**Records**.
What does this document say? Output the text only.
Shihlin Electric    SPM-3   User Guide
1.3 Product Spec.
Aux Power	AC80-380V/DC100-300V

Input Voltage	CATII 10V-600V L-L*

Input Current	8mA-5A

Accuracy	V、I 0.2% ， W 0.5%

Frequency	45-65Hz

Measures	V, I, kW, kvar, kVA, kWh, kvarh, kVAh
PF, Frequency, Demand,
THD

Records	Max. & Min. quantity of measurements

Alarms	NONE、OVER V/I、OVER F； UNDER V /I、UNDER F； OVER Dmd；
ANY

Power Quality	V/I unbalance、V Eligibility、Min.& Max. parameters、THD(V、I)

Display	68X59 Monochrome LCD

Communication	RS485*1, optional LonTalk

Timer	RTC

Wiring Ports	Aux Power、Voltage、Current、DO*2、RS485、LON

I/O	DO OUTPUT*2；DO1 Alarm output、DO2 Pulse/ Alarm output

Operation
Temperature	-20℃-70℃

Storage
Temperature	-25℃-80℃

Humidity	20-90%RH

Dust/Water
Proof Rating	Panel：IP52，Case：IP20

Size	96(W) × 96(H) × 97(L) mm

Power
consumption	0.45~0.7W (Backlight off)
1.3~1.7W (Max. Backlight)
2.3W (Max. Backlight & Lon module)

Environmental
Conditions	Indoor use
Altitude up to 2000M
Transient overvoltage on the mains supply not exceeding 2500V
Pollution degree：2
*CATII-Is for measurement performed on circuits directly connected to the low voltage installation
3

**Aim**. Write out the complete set of records exactly as given.

**Solution for this problem**.
What does this document say? Output the text only.
Shihlin Electric    SPM-3   User Guide
1.3 Product Spec.
Aux Power	AC80-380V/DC100-300V

Input Voltage	CATII 10V-600V L-L*

Input Current	8mA-5A

Accuracy	V、I 0.2% ， W 0.5%

Frequency	45-65Hz

Measures	V, I, kW, kvar, kVA, kWh, kvarh, kVAh
PF, Frequency, Demand,
THD

Records	Max. & Min. quantity of measurements

Alarms	NONE、OVER V/I、OVER F； UNDER V /I、UNDER F； OVER Dmd；
ANY

Power Quality	V/I unbalance、V Eligibility、Min.& Max. parameters、THD(V、I)

Display	68X59 Monochrome LCD

Communication	RS485*1, optional LonTalk

Timer	RTC

Wiring Ports	Aux Power、Voltage、Current、DO*2、RS485、LON

I/O	DO OUTPUT*2；DO1 Alarm output、DO2 Pulse/ Alarm output

Operation
Temperature	-20℃-70℃

Storage
Temperature	-25℃-80℃

Humidity	20-90%RH

Dust/Water
Proof Rating	Panel：IP52，Case：IP20

Size	96(W) × 96(H) × 97(L) mm

Power
consumption	0.45~0.7W (Backlight off)
1.3~1.7W (Max. Backlight)
2.3W (Max. Backlight & Lon module)

Environmental
Conditions	Indoor use
Altitude up to 2000M
Transient overvoltage on the mains supply not exceeding 2500V
Pollution degree：2
*CATII-Is for measurement performed on circuits directly connected to the low voltage installation
3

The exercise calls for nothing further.